**EXERCISE BRIEF**
Repeat every line of the data exactly, but not the pictures.

* Begin RECORDS FOR THE EXERCISE *

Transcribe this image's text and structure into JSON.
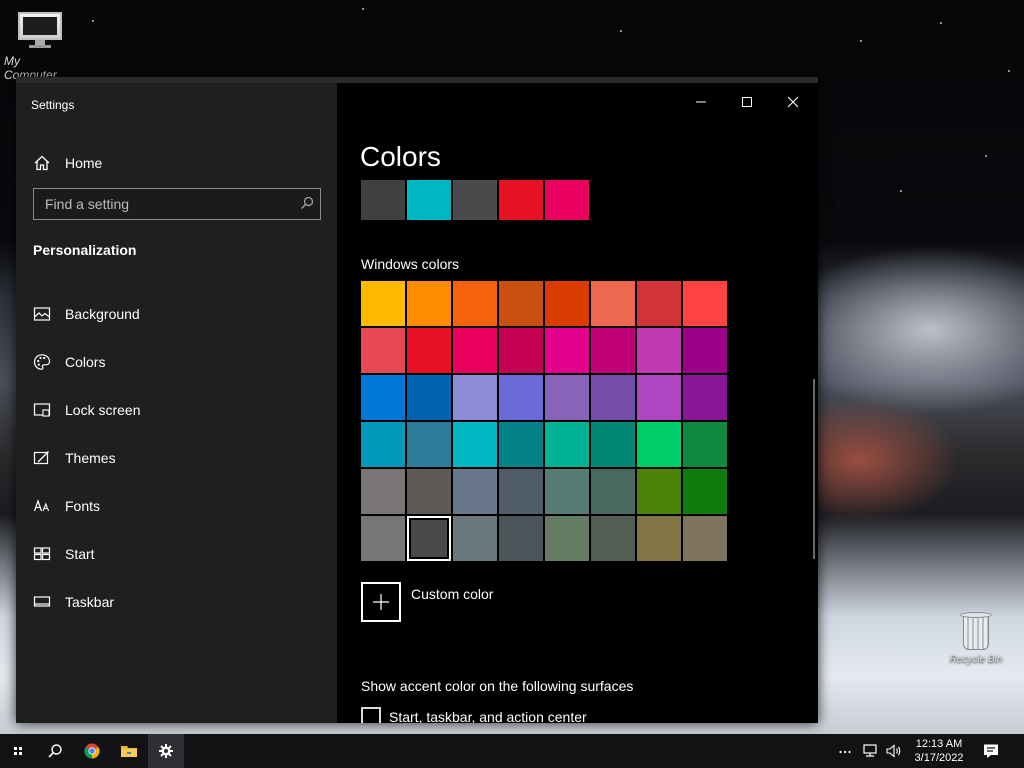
{
  "desktop": {
    "icons": {
      "my_computer": "My Computer",
      "recycle_bin": "Recycle Bin"
    }
  },
  "window": {
    "title": "Settings",
    "sidebar": {
      "home_label": "Home",
      "search_placeholder": "Find a setting",
      "section_title": "Personalization",
      "items": [
        {
          "label": "Background",
          "icon": "picture-icon"
        },
        {
          "label": "Colors",
          "icon": "palette-icon"
        },
        {
          "label": "Lock screen",
          "icon": "lock-screen-icon"
        },
        {
          "label": "Themes",
          "icon": "brush-icon"
        },
        {
          "label": "Fonts",
          "icon": "font-icon"
        },
        {
          "label": "Start",
          "icon": "start-grid-icon"
        },
        {
          "label": "Taskbar",
          "icon": "taskbar-icon"
        }
      ],
      "selected_item": "Colors"
    },
    "main": {
      "title": "Colors",
      "recent_colors": [
        "#404040",
        "#00b7c3",
        "#4a4a4a",
        "#e81123",
        "#ea005e"
      ],
      "windows_colors_label": "Windows colors",
      "windows_colors": [
        [
          "#ffb900",
          "#ff8c00",
          "#f7630c",
          "#ca5010",
          "#da3b01",
          "#ef6950",
          "#d13438",
          "#ff4343"
        ],
        [
          "#e74856",
          "#e81123",
          "#ea005e",
          "#c30052",
          "#e3008c",
          "#bf0077",
          "#c239b3",
          "#9a0089"
        ],
        [
          "#0078d7",
          "#0063b1",
          "#8e8cd8",
          "#6b69d6",
          "#8764b8",
          "#744da9",
          "#b146c2",
          "#881798"
        ],
        [
          "#0099bc",
          "#2d7d9a",
          "#00b7c3",
          "#038387",
          "#00b294",
          "#018574",
          "#00cc6a",
          "#10893e"
        ],
        [
          "#7a7574",
          "#5d5a58",
          "#68768a",
          "#515c6b",
          "#567c73",
          "#486860",
          "#498205",
          "#107c10"
        ],
        [
          "#767676",
          "#4c4a48",
          "#69797e",
          "#4a5459",
          "#647c64",
          "#525e54",
          "#847545",
          "#7e735f"
        ]
      ],
      "selected_color": "#4c4a48",
      "custom_color_label": "Custom color",
      "accent_surfaces_label": "Show accent color on the following surfaces",
      "checkbox_label": "Start, taskbar, and action center"
    },
    "controls": {
      "minimize": "minimize-icon",
      "maximize": "maximize-icon",
      "close": "close-icon"
    }
  },
  "taskbar": {
    "clock_time": "12:13 AM",
    "clock_date": "3/17/2022",
    "apps": [
      "start-icon",
      "search-icon",
      "chrome-icon",
      "file-explorer-icon",
      "settings-icon"
    ],
    "active_app": "settings-icon"
  }
}
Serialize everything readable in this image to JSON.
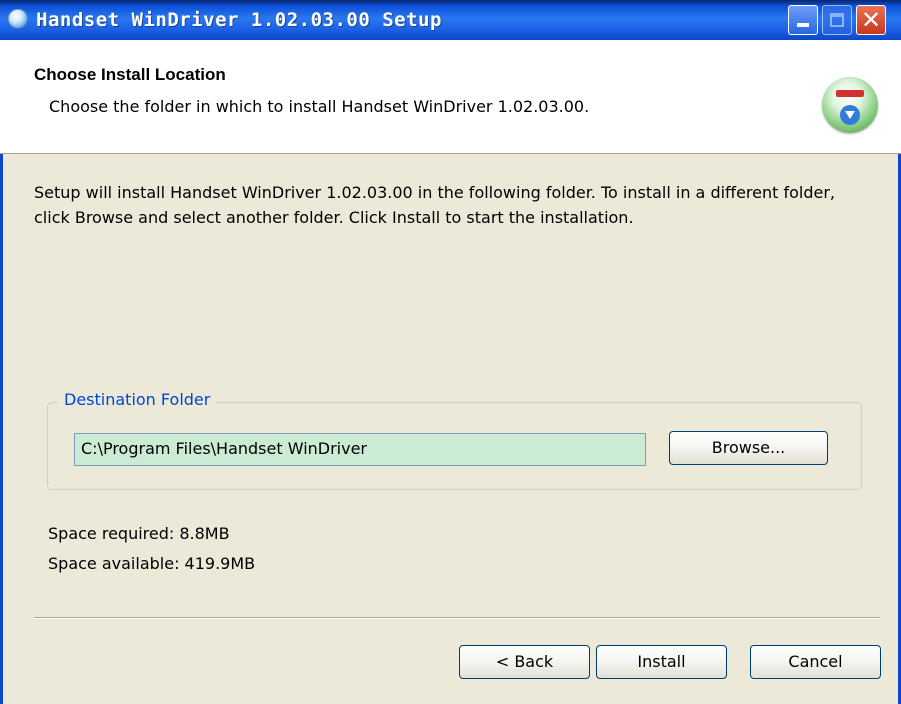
{
  "window": {
    "title": "Handset WinDriver 1.02.03.00 Setup",
    "controls": {
      "minimize": "minimize",
      "maximize": "maximize",
      "close": "✕"
    }
  },
  "header": {
    "title": "Choose Install Location",
    "subtitle": "Choose the folder in which to install Handset WinDriver 1.02.03.00.",
    "icon": "installer-icon"
  },
  "body": {
    "description": "Setup will install Handset WinDriver 1.02.03.00 in the following folder. To install in a different folder, click Browse and select another folder. Click Install to start the installation.",
    "destination": {
      "legend": "Destination Folder",
      "path": "C:\\Program Files\\Handset WinDriver",
      "browse_label": "Browse..."
    },
    "space_required": "Space required: 8.8MB",
    "space_available": "Space available: 419.9MB"
  },
  "footer": {
    "back_label": "< Back",
    "install_label": "Install",
    "cancel_label": "Cancel"
  },
  "colors": {
    "titlebar": "#0B4FD6",
    "dialog_bg": "#ECE9D8",
    "path_field_bg": "#CCEBD5",
    "legend_text": "#0046D5"
  }
}
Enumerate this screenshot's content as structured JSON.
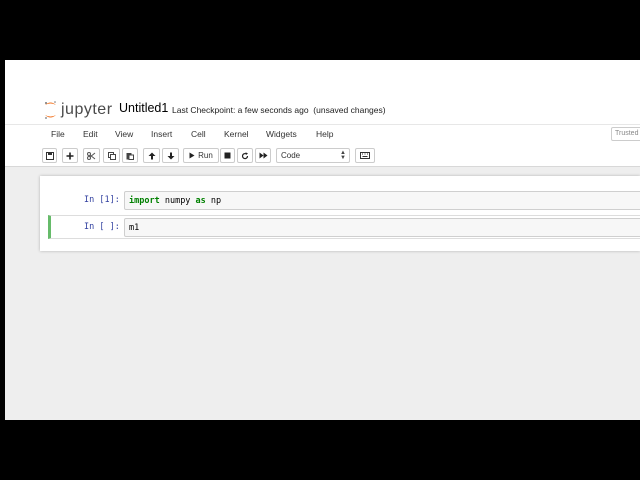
{
  "header": {
    "logo_text": "jupyter",
    "notebook_name": "Untitled1",
    "checkpoint": "Last Checkpoint: a few seconds ago",
    "unsaved": "(unsaved changes)"
  },
  "menu": {
    "items": [
      "File",
      "Edit",
      "View",
      "Insert",
      "Cell",
      "Kernel",
      "Widgets",
      "Help"
    ],
    "trusted": "Trusted"
  },
  "toolbar": {
    "run_label": "Run",
    "cell_type": "Code"
  },
  "cells": [
    {
      "prompt": "In [1]:",
      "code": {
        "kw1": "import",
        "mid": " numpy ",
        "kw2": "as",
        "end": " np"
      }
    },
    {
      "prompt": "In [ ]:",
      "code": {
        "text": "m1"
      }
    }
  ],
  "colors": {
    "accent_selected": "#66bb6a",
    "prompt": "#303f9f",
    "keyword": "#008000",
    "logo_orange": "#f37726"
  }
}
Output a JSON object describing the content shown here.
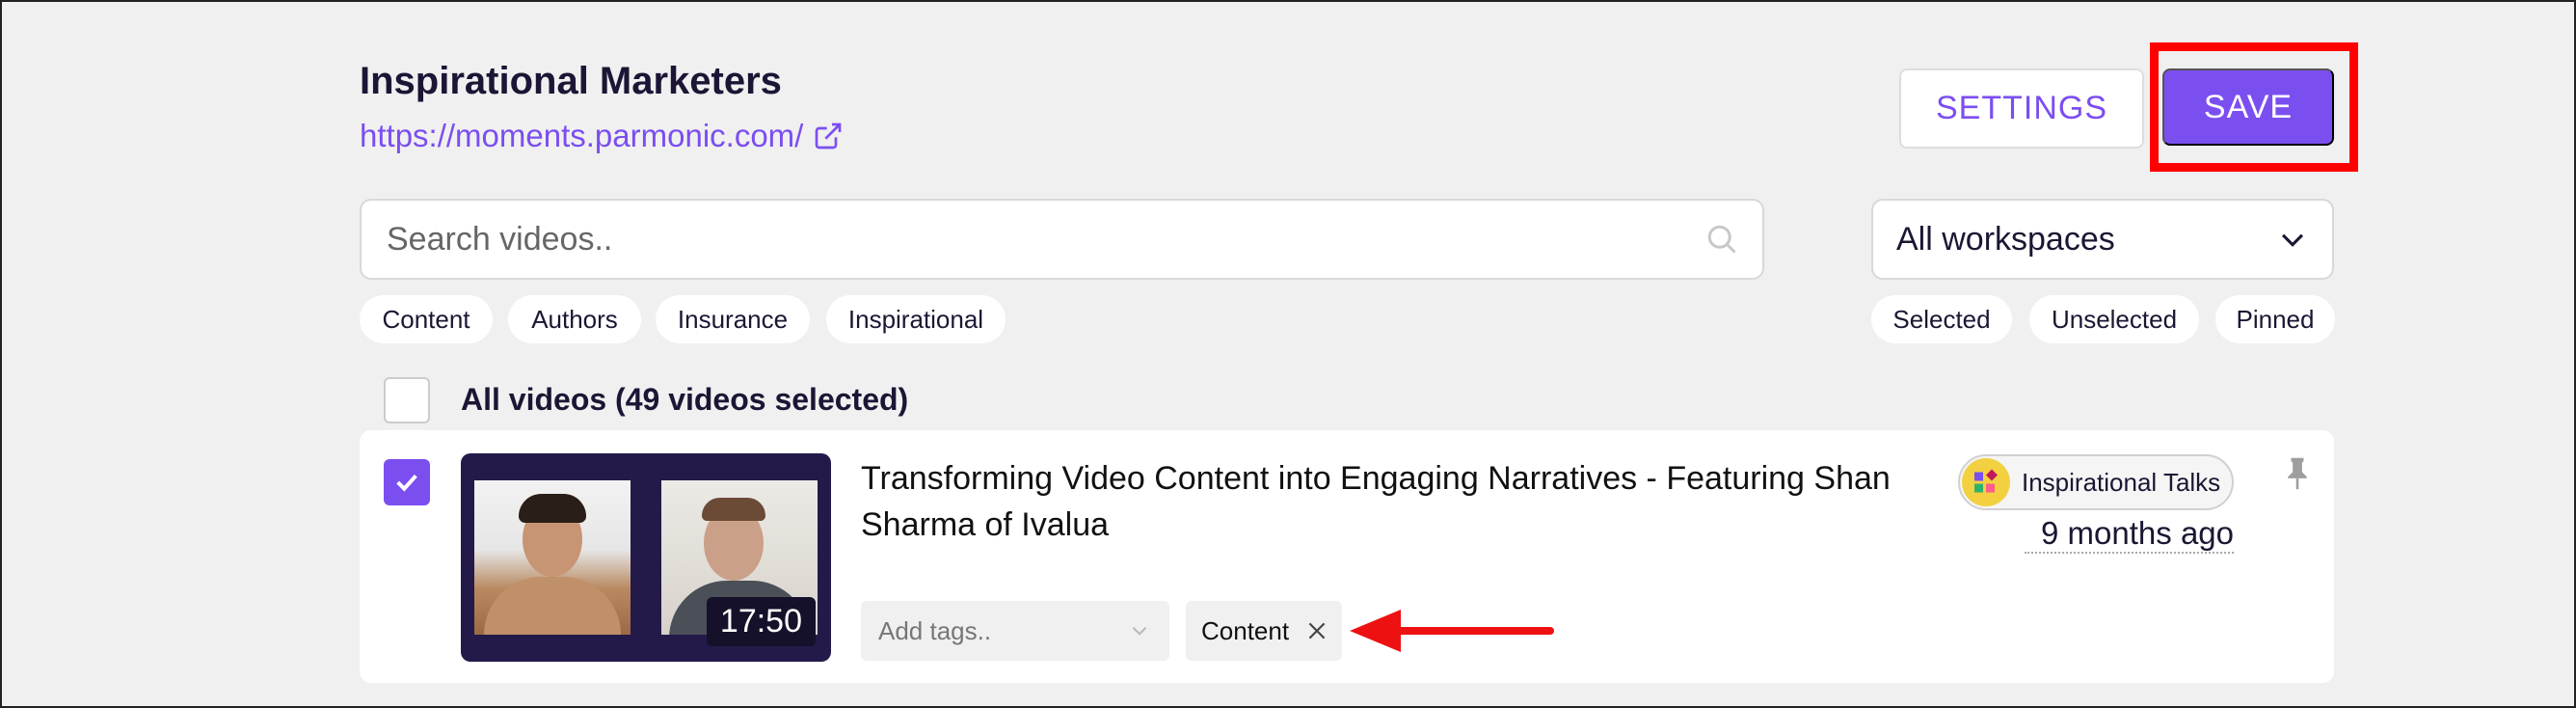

* End RECORDS FOR THE EXERCISE *

**TASK SOLUTION**
Transcribe this image's text and structure into JSON.
{
  "desktop": {
    "icons": {
      "my_computer": "My Computer",
      "recycle_bin": "Recycle Bin"
    }
  },
  "window": {
    "title": "Settings",
    "sidebar": {
      "home_label": "Home",
      "search_placeholder": "Find a setting",
      "section_title": "Personalization",
      "items": [
        {
          "label": "Background",
          "icon": "picture-icon"
        },
        {
          "label": "Colors",
          "icon": "palette-icon"
        },
        {
          "label": "Lock screen",
          "icon": "lock-screen-icon"
        },
        {
          "label": "Themes",
          "icon": "brush-icon"
        },
        {
          "label": "Fonts",
          "icon": "font-icon"
        },
        {
          "label": "Start",
          "icon": "start-grid-icon"
        },
        {
          "label": "Taskbar",
          "icon": "taskbar-icon"
        }
      ],
      "selected_item": "Colors"
    },
    "main": {
      "title": "Colors",
      "recent_colors": [
        "#404040",
        "#00b7c3",
        "#4a4a4a",
        "#e81123",
        "#ea005e"
      ],
      "windows_colors_label": "Windows colors",
      "windows_colors": [
        [
          "#ffb900",
          "#ff8c00",
          "#f7630c",
          "#ca5010",
          "#da3b01",
          "#ef6950",
          "#d13438",
          "#ff4343"
        ],
        [
          "#e74856",
          "#e81123",
          "#ea005e",
          "#c30052",
          "#e3008c",
          "#bf0077",
          "#c239b3",
          "#9a0089"
        ],
        [
          "#0078d7",
          "#0063b1",
          "#8e8cd8",
          "#6b69d6",
          "#8764b8",
          "#744da9",
          "#b146c2",
          "#881798"
        ],
        [
          "#0099bc",
          "#2d7d9a",
          "#00b7c3",
          "#038387",
          "#00b294",
          "#018574",
          "#00cc6a",
          "#10893e"
        ],
        [
          "#7a7574",
          "#5d5a58",
          "#68768a",
          "#515c6b",
          "#567c73",
          "#486860",
          "#498205",
          "#107c10"
        ],
        [
          "#767676",
          "#4c4a48",
          "#69797e",
          "#4a5459",
          "#647c64",
          "#525e54",
          "#847545",
          "#7e735f"
        ]
      ],
      "selected_color": "#4c4a48",
      "custom_color_label": "Custom color",
      "accent_surfaces_label": "Show accent color on the following surfaces",
      "checkbox_label": "Start, taskbar, and action center"
    },
    "controls": {
      "minimize": "minimize-icon",
      "maximize": "maximize-icon",
      "close": "close-icon"
    }
  },
  "taskbar": {
    "clock_time": "12:13 AM",
    "clock_date": "3/17/2022",
    "apps": [
      "start-icon",
      "search-icon",
      "chrome-icon",
      "file-explorer-icon",
      "settings-icon"
    ],
    "active_app": "settings-icon"
  }
}
Serialize everything readable in this image to JSON.
{
  "window": {
    "title": "Handset WinDriver 1.02.03.00 Setup",
    "controls": {
      "minimize": "minimize",
      "maximize": "maximize",
      "close": "✕"
    }
  },
  "header": {
    "title": "Choose Install Location",
    "subtitle": "Choose the folder in which to install Handset WinDriver 1.02.03.00.",
    "icon": "installer-icon"
  },
  "body": {
    "description": "Setup will install Handset WinDriver 1.02.03.00 in the following folder. To install in a different folder, click Browse and select another folder. Click Install to start the installation.",
    "destination": {
      "legend": "Destination Folder",
      "path": "C:\\Program Files\\Handset WinDriver",
      "browse_label": "Browse..."
    },
    "space_required": "Space required: 8.8MB",
    "space_available": "Space available: 419.9MB"
  },
  "footer": {
    "back_label": "< Back",
    "install_label": "Install",
    "cancel_label": "Cancel"
  },
  "colors": {
    "titlebar": "#0B4FD6",
    "dialog_bg": "#ECE9D8",
    "path_field_bg": "#CCEBD5",
    "legend_text": "#0046D5"
  }
}
Enumerate this screenshot's content as structured JSON.
{
  "header": {
    "logo_text": "jupyter",
    "notebook_name": "Untitled1",
    "checkpoint": "Last Checkpoint: a few seconds ago",
    "unsaved": "(unsaved changes)"
  },
  "menu": {
    "items": [
      "File",
      "Edit",
      "View",
      "Insert",
      "Cell",
      "Kernel",
      "Widgets",
      "Help"
    ],
    "trusted": "Trusted"
  },
  "toolbar": {
    "run_label": "Run",
    "cell_type": "Code"
  },
  "cells": [
    {
      "prompt": "In [1]:",
      "code": {
        "kw1": "import",
        "mid": " numpy ",
        "kw2": "as",
        "end": " np"
      }
    },
    {
      "prompt": "In [ ]:",
      "code": {
        "text": "m1"
      }
    }
  ],
  "colors": {
    "accent_selected": "#66bb6a",
    "prompt": "#303f9f",
    "keyword": "#008000",
    "logo_orange": "#f37726"
  }
}
Output a JSON object describing the content shown here.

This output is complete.